Work to be completed
Reproduce word for word every line of the entries from the one holding "trendline-equation: y = 0.7707x" through the last line of the entries, inclusive.

Material for this exercise

──────────────────────────────

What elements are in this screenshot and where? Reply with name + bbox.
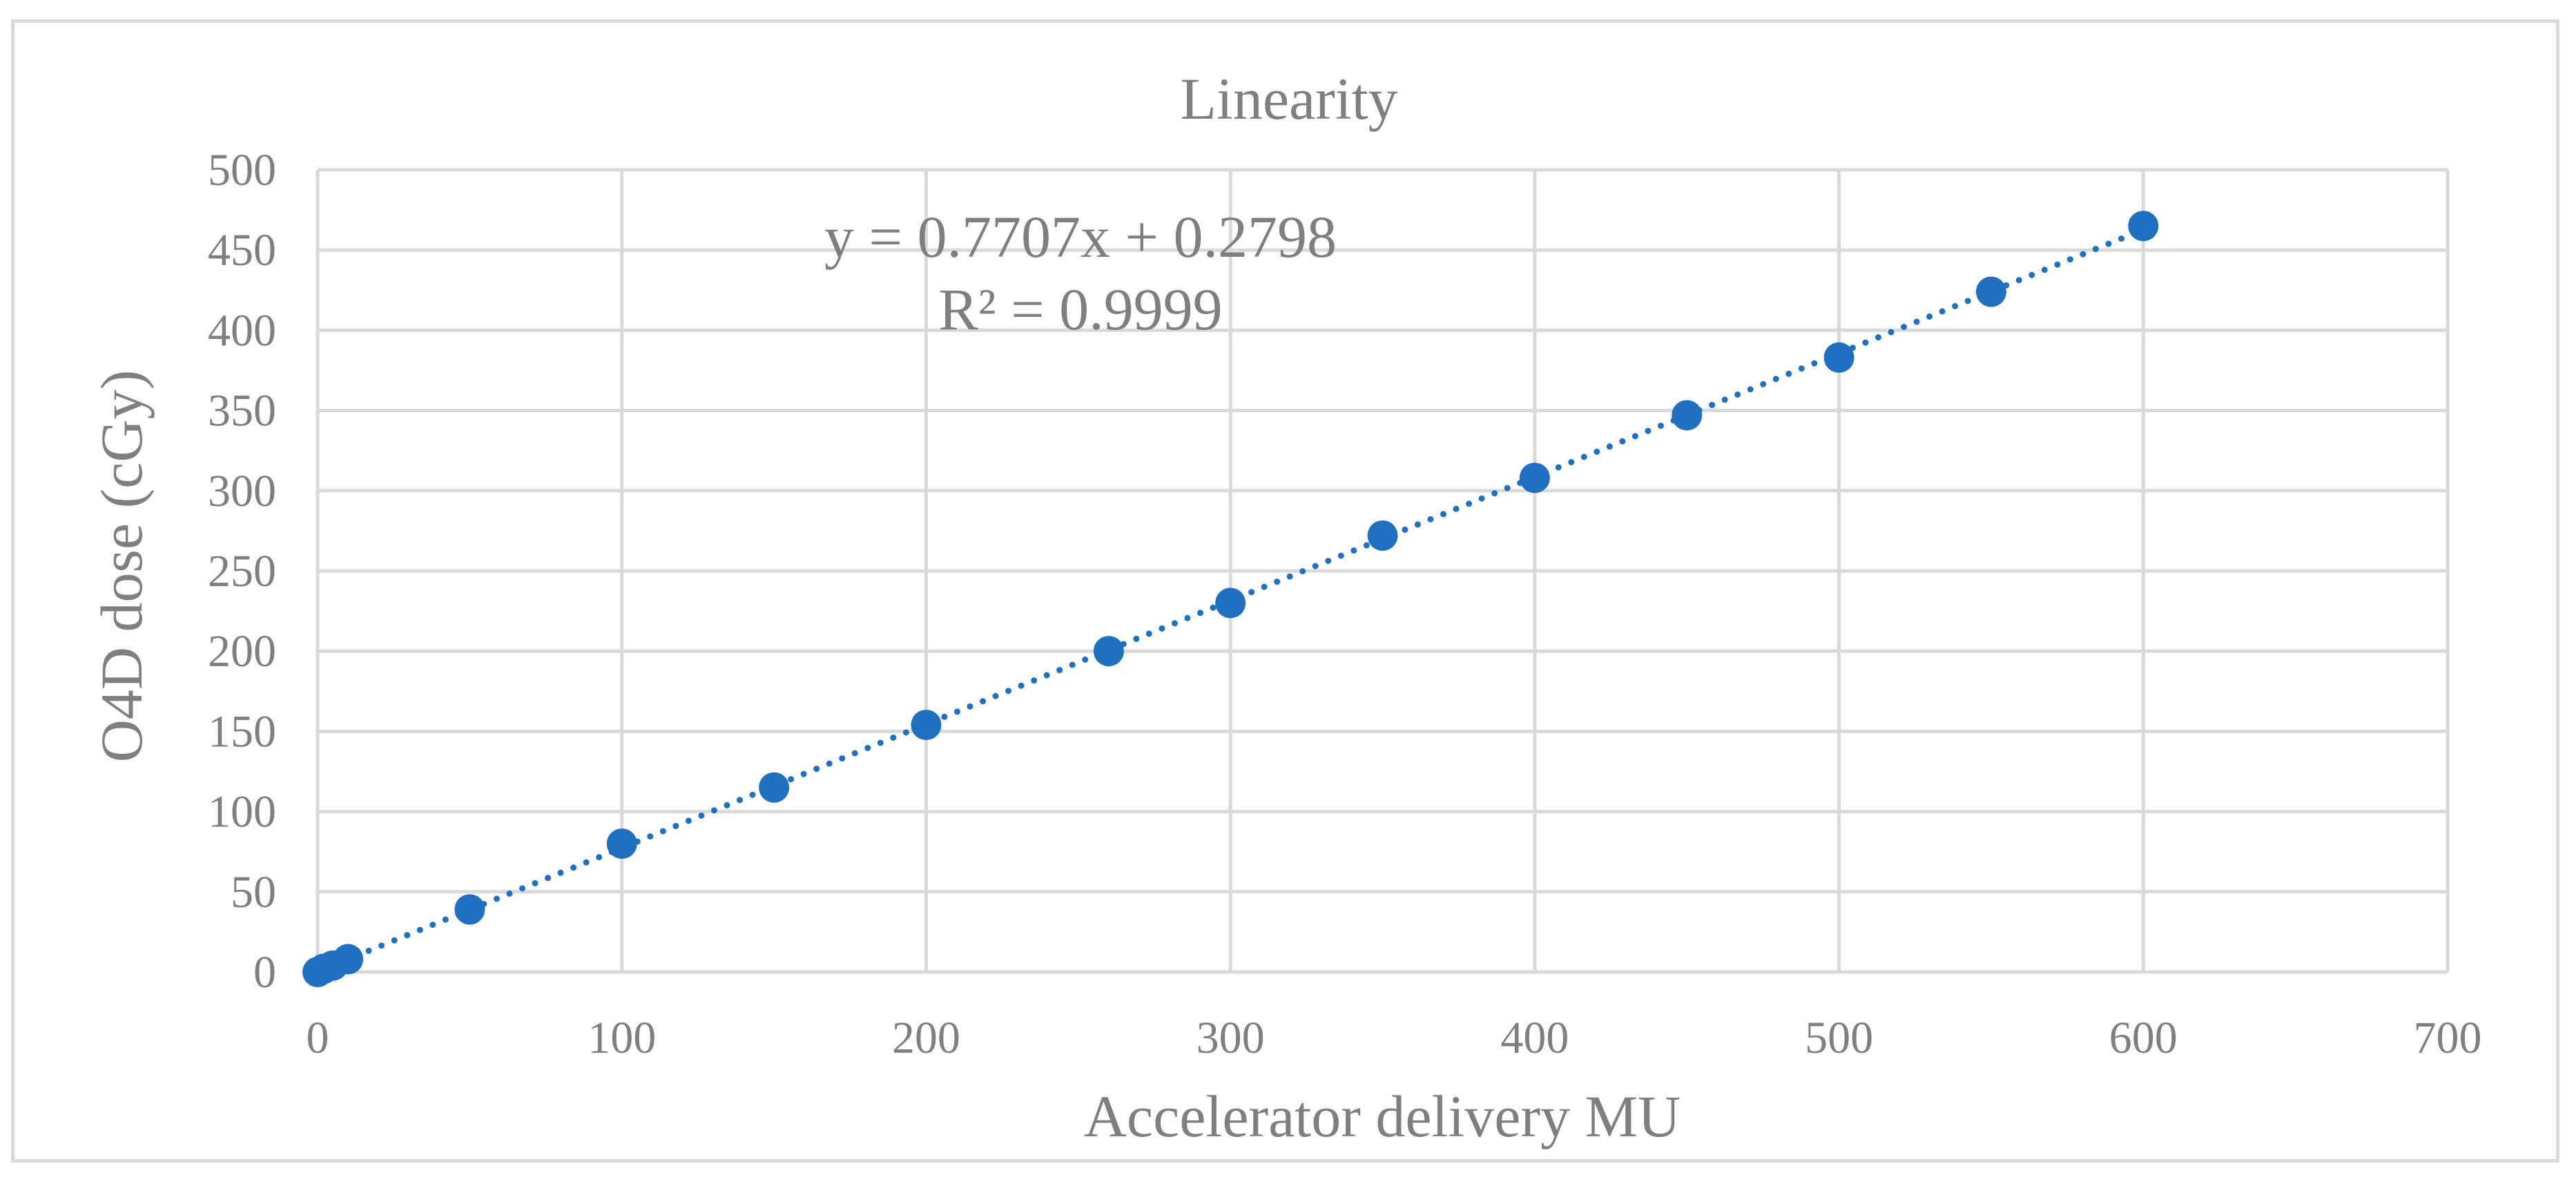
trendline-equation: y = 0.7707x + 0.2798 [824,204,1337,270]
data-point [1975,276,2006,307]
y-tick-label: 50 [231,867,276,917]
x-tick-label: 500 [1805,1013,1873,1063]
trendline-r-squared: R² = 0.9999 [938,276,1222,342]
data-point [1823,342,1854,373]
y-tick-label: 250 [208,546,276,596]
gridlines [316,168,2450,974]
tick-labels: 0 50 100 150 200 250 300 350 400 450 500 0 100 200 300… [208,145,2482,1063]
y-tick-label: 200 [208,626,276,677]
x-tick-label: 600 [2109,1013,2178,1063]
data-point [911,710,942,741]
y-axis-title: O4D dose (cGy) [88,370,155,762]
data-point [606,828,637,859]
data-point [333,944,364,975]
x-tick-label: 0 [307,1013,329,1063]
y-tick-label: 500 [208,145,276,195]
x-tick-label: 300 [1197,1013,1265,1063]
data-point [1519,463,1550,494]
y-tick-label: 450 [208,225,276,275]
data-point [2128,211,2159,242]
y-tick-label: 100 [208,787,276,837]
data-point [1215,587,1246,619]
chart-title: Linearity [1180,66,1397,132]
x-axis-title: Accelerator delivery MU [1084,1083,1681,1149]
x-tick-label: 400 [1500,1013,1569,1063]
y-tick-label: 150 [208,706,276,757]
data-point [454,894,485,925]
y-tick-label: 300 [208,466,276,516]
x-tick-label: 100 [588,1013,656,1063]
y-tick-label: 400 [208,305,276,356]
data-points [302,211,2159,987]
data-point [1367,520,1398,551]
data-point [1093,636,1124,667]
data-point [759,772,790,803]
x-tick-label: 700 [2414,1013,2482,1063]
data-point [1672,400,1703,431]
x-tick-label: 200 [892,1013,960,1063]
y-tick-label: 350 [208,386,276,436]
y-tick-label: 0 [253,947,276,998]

──────────────────────────────

Finished answer
trendline-equation: y = 0.7707x + 0.2798 [824,204,1337,270]
data-point [1975,276,2006,307]
y-tick-label: 50 [231,867,276,917]
x-tick-label: 500 [1805,1013,1873,1063]
trendline-r-squared: R² = 0.9999 [938,276,1222,342]
data-point [1823,342,1854,373]
y-tick-label: 250 [208,546,276,596]
gridlines [316,168,2450,974]
tick-labels: 0 50 100 150 200 250 300 350 400 450 500 0 100 200 300… [208,145,2482,1063]
y-tick-label: 200 [208,626,276,677]
x-tick-label: 600 [2109,1013,2178,1063]
data-point [911,710,942,741]
y-axis-title: O4D dose (cGy) [88,370,155,762]
data-point [606,828,637,859]
data-point [333,944,364,975]
x-tick-label: 0 [307,1013,329,1063]
y-tick-label: 500 [208,145,276,195]
x-tick-label: 300 [1197,1013,1265,1063]
data-point [1519,463,1550,494]
y-tick-label: 450 [208,225,276,275]
data-point [2128,211,2159,242]
y-tick-label: 100 [208,787,276,837]
data-point [1215,587,1246,619]
chart-title: Linearity [1180,66,1397,132]
x-axis-title: Accelerator delivery MU [1084,1083,1681,1149]
x-tick-label: 400 [1500,1013,1569,1063]
y-tick-label: 150 [208,706,276,757]
data-point [454,894,485,925]
y-tick-label: 300 [208,466,276,516]
x-tick-label: 100 [588,1013,656,1063]
y-tick-label: 400 [208,305,276,356]
data-points [302,211,2159,987]
data-point [1367,520,1398,551]
data-point [1093,636,1124,667]
data-point [759,772,790,803]
x-tick-label: 700 [2414,1013,2482,1063]
data-point [1672,400,1703,431]
x-tick-label: 200 [892,1013,960,1063]
y-tick-label: 350 [208,386,276,436]
y-tick-label: 0 [253,947,276,998]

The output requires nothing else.